- What is required: Restate the whole of the material. Keep every word, and drop the pictures.

- Material for this task:
========

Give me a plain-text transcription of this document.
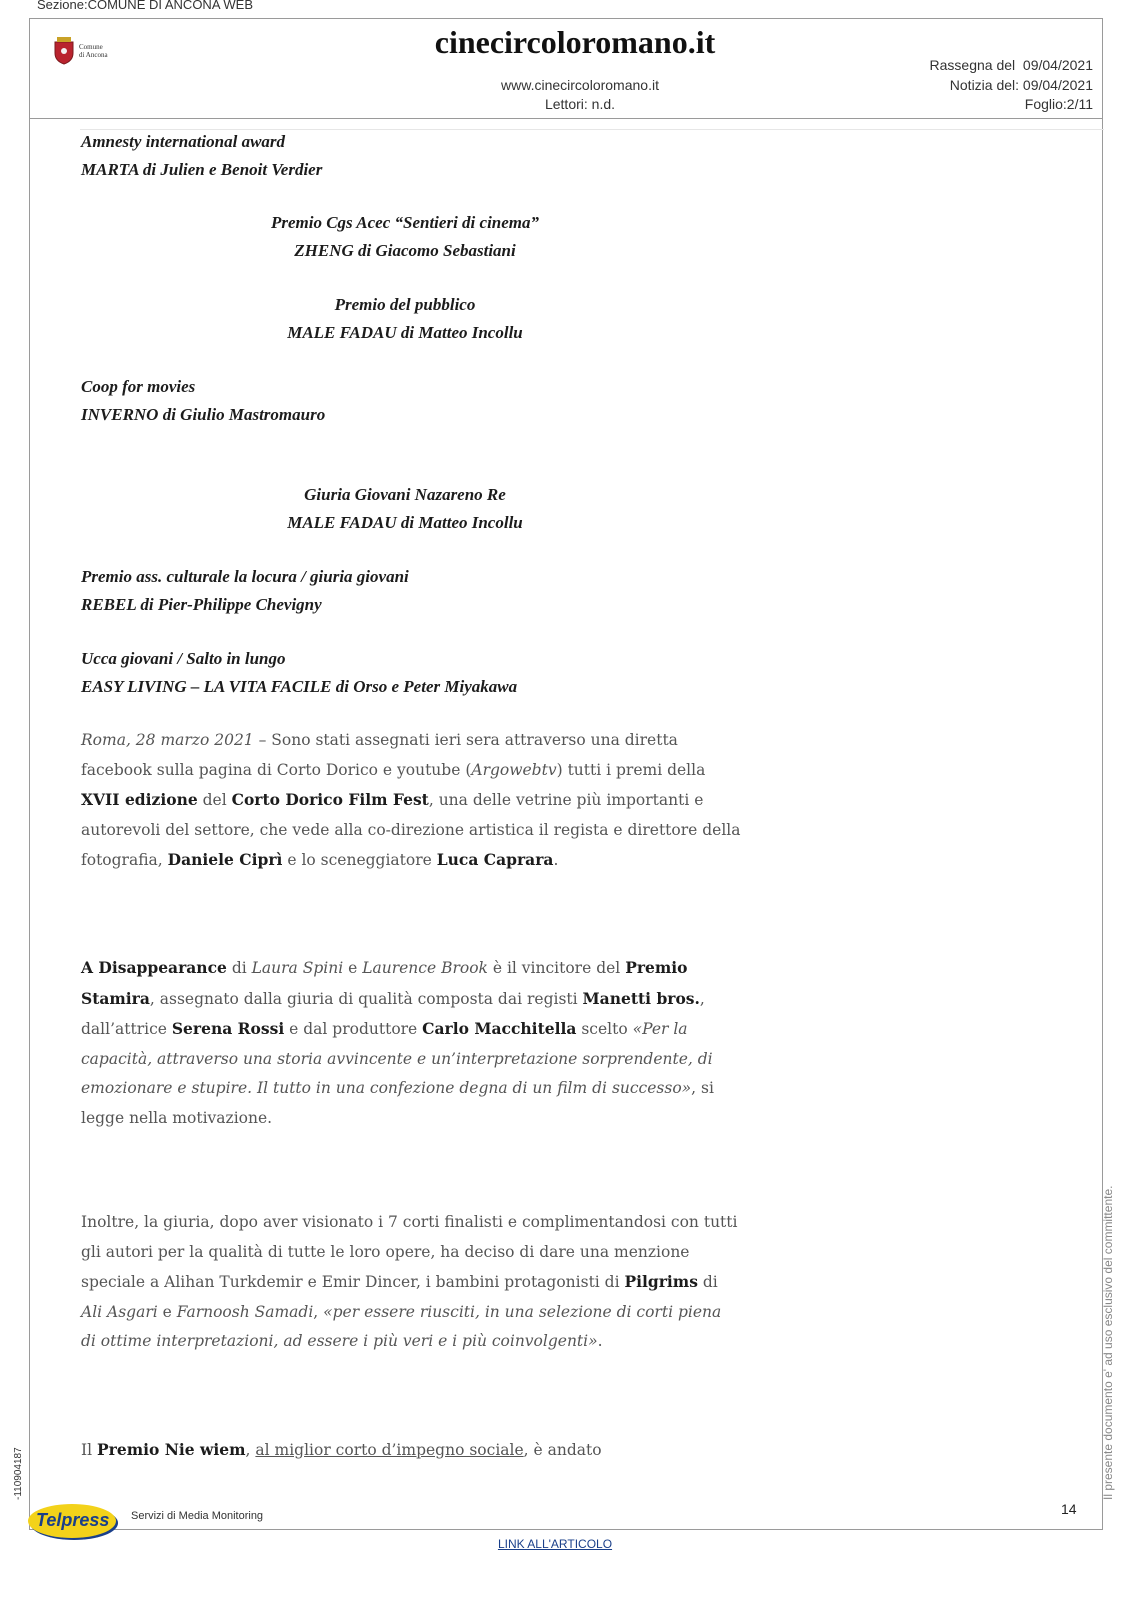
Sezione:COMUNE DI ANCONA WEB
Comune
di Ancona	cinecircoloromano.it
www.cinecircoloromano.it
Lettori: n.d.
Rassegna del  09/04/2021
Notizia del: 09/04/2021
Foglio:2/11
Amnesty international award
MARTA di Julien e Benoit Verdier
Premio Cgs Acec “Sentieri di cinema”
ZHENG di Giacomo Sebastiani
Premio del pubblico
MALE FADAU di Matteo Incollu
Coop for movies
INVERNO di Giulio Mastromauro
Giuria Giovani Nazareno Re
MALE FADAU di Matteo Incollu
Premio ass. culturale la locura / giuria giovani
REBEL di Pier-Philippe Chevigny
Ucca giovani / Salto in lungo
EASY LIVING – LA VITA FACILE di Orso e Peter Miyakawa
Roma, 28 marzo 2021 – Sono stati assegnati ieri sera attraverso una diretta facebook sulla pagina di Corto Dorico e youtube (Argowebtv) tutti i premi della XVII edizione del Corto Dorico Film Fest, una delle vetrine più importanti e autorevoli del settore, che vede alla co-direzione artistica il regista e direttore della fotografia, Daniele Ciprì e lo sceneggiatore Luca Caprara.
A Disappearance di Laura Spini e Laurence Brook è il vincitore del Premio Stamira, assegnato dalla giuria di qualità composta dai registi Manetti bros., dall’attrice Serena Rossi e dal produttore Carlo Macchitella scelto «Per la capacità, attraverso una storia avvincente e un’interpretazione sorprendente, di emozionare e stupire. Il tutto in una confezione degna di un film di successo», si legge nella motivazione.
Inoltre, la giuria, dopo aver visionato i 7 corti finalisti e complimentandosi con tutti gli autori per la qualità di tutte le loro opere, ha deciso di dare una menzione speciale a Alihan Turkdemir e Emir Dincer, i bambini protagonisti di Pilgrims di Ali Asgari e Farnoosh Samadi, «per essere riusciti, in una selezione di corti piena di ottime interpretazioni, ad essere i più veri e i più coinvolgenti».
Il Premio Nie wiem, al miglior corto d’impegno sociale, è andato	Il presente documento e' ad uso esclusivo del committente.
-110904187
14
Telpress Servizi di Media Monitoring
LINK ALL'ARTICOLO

========

- Task result:
Give me a plain-text transcription of this document.
Sezione:COMUNE DI ANCONA WEB
Comune
di Ancona	cinecircoloromano.it
www.cinecircoloromano.it
Lettori: n.d.
Rassegna del  09/04/2021
Notizia del: 09/04/2021
Foglio:2/11
Amnesty international award
MARTA di Julien e Benoit Verdier
Premio Cgs Acec “Sentieri di cinema”
ZHENG di Giacomo Sebastiani
Premio del pubblico
MALE FADAU di Matteo Incollu
Coop for movies
INVERNO di Giulio Mastromauro
Giuria Giovani Nazareno Re
MALE FADAU di Matteo Incollu
Premio ass. culturale la locura / giuria giovani
REBEL di Pier-Philippe Chevigny
Ucca giovani / Salto in lungo
EASY LIVING – LA VITA FACILE di Orso e Peter Miyakawa
Roma, 28 marzo 2021 – Sono stati assegnati ieri sera attraverso una diretta facebook sulla pagina di Corto Dorico e youtube (Argowebtv) tutti i premi della XVII edizione del Corto Dorico Film Fest, una delle vetrine più importanti e autorevoli del settore, che vede alla co-direzione artistica il regista e direttore della fotografia, Daniele Ciprì e lo sceneggiatore Luca Caprara.
A Disappearance di Laura Spini e Laurence Brook è il vincitore del Premio Stamira, assegnato dalla giuria di qualità composta dai registi Manetti bros., dall’attrice Serena Rossi e dal produttore Carlo Macchitella scelto «Per la capacità, attraverso una storia avvincente e un’interpretazione sorprendente, di emozionare e stupire. Il tutto in una confezione degna di un film di successo», si legge nella motivazione.
Inoltre, la giuria, dopo aver visionato i 7 corti finalisti e complimentandosi con tutti gli autori per la qualità di tutte le loro opere, ha deciso di dare una menzione speciale a Alihan Turkdemir e Emir Dincer, i bambini protagonisti di Pilgrims di Ali Asgari e Farnoosh Samadi, «per essere riusciti, in una selezione di corti piena di ottime interpretazioni, ad essere i più veri e i più coinvolgenti».
Il Premio Nie wiem, al miglior corto d’impegno sociale, è andato	Il presente documento e' ad uso esclusivo del committente.
-110904187
14
Telpress Servizi di Media Monitoring
LINK ALL'ARTICOLO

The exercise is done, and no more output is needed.